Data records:
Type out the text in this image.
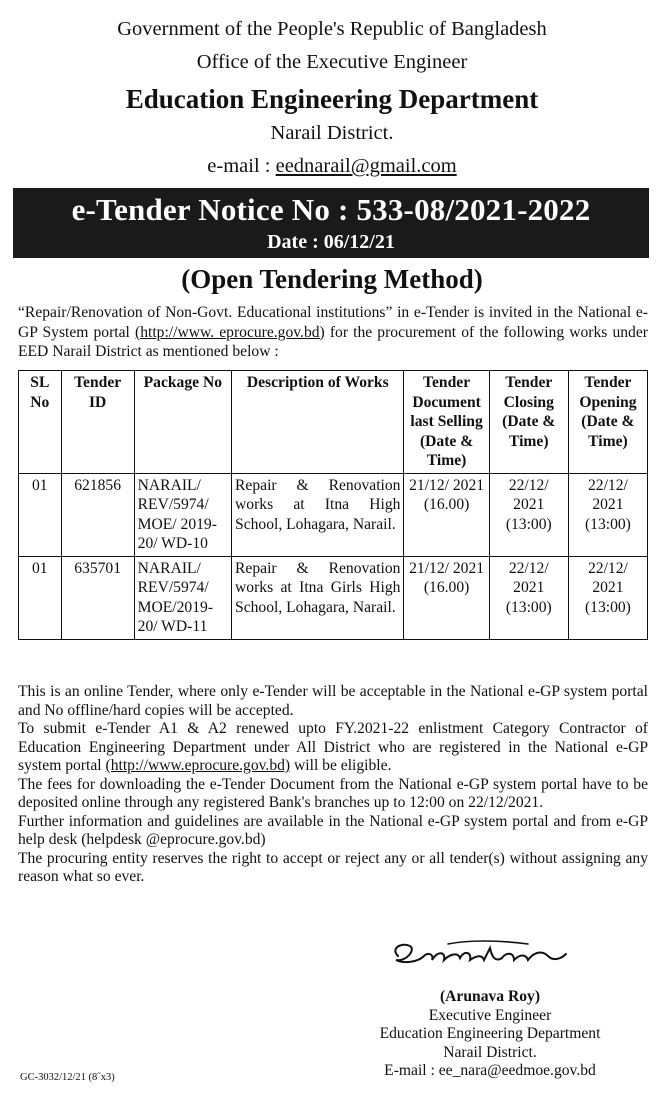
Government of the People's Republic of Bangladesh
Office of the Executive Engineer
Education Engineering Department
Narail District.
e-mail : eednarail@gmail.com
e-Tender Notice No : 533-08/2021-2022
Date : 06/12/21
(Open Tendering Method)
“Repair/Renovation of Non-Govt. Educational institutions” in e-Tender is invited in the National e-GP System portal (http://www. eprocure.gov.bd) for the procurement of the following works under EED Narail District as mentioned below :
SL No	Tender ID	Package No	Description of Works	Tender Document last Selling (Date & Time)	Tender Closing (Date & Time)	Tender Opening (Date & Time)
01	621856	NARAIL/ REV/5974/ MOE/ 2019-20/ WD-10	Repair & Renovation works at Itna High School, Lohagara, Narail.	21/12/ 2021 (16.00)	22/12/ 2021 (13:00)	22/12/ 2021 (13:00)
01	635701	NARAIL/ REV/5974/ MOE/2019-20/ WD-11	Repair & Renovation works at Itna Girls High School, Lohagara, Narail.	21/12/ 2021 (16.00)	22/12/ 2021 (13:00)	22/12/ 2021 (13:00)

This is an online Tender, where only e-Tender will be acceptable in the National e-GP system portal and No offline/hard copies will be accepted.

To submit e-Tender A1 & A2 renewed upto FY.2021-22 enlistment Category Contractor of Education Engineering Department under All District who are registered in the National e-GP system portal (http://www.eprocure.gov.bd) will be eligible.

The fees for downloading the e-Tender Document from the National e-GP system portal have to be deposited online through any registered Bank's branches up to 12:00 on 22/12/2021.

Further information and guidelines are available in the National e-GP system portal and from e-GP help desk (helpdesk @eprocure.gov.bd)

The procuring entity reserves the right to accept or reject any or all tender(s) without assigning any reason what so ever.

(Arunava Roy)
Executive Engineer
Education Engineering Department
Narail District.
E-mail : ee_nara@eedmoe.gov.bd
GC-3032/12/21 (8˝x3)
* * *
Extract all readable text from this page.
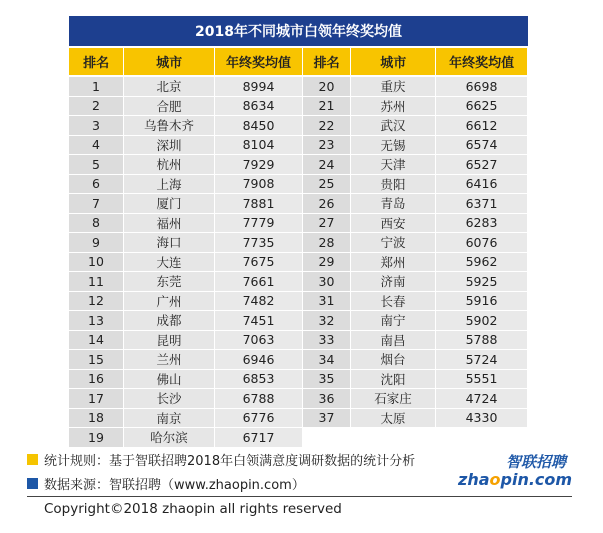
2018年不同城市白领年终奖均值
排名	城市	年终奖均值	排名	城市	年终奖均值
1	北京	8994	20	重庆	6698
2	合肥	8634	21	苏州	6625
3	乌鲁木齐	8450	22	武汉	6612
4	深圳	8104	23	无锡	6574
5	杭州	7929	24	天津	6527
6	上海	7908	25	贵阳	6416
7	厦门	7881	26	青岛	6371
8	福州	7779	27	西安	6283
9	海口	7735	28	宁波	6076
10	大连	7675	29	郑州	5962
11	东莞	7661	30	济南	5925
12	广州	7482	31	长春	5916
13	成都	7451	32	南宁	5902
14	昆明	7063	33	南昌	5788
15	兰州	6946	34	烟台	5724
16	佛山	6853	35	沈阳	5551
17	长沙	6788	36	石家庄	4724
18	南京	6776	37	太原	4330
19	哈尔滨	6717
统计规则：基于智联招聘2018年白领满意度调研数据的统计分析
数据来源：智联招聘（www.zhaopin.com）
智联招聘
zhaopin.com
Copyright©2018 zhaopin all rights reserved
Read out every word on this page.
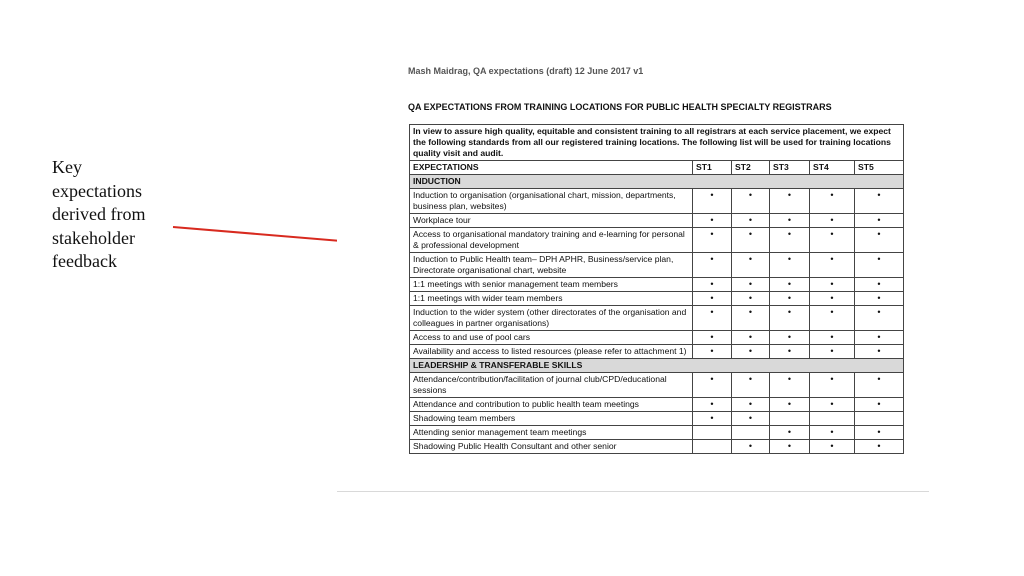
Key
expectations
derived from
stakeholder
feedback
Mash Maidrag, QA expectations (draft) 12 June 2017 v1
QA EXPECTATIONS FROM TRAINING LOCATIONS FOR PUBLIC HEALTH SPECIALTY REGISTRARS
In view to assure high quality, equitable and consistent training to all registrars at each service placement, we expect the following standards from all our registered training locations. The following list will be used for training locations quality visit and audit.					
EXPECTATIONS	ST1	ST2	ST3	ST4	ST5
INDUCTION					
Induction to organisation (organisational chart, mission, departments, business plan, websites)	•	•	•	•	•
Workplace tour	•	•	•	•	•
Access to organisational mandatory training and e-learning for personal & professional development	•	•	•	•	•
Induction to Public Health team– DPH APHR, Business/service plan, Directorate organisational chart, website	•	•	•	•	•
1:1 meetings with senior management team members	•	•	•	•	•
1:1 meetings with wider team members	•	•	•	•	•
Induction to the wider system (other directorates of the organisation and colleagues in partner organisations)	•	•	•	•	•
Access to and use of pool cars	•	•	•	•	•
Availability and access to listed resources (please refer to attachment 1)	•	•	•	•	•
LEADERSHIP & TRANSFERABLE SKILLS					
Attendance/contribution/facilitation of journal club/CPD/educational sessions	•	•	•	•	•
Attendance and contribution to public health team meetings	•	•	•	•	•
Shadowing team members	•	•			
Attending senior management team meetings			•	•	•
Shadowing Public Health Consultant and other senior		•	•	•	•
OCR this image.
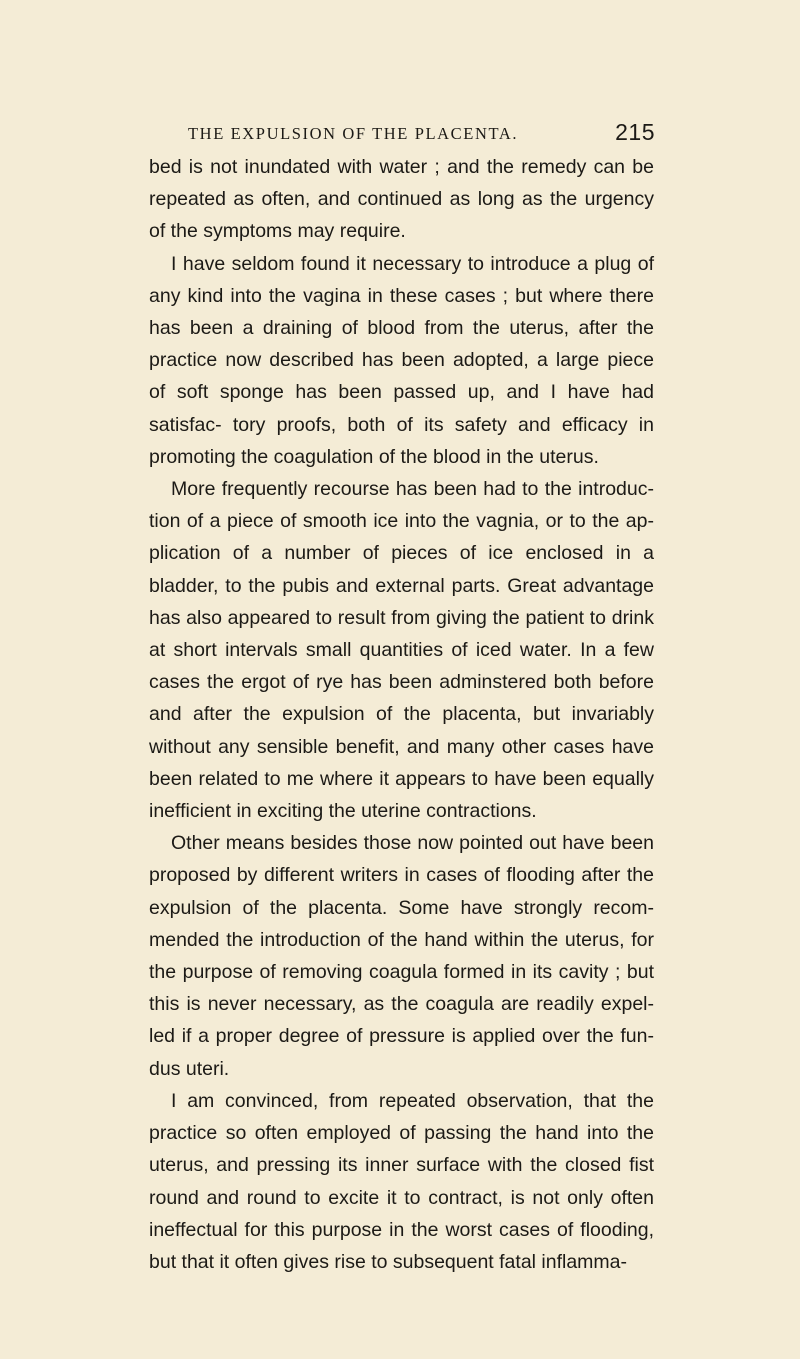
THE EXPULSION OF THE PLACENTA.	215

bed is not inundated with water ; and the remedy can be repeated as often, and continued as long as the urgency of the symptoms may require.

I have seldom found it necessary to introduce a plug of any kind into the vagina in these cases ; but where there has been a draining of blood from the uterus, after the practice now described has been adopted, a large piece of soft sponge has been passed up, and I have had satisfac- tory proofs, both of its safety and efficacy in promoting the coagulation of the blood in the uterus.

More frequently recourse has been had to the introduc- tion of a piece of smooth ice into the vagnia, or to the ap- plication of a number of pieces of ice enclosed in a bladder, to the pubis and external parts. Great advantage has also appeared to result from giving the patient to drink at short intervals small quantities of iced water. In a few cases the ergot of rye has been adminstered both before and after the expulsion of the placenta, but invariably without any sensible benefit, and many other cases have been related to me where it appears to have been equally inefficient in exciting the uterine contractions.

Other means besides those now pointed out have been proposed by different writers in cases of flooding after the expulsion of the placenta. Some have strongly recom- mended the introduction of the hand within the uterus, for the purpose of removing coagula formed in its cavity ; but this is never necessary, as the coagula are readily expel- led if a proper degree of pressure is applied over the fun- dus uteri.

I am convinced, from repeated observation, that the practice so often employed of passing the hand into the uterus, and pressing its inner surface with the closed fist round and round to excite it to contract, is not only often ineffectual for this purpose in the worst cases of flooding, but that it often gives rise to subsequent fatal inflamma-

Stated exercise →
Which lines above contain "portal"? Show each of them.

Written response →
“Repair/Renovation of Non-Govt. Educational institutions” in e-Tender is invited in the National e-GP System portal (http://www. eprocure.gov.bd) for the procurement of the following works under EED Narail District as mentioned below :
This is an online Tender, where only e-Tender will be acceptable in the National e-GP system portal and No offline/hard copies will be accepted.
To submit e-Tender A1 & A2 renewed upto FY.2021-22 enlistment Category Contractor of Education Engineering Department under All District who are registered in the National e-GP system portal (http://www.eprocure.gov.bd) will be eligible.
The fees for downloading the e-Tender Document from the National e-GP system portal have to be deposited online through any registered Bank's branches up to 12:00 on 22/12/2021.
Further information and guidelines are available in the National e-GP system portal and from e-GP help desk (helpdesk @eprocure.gov.bd)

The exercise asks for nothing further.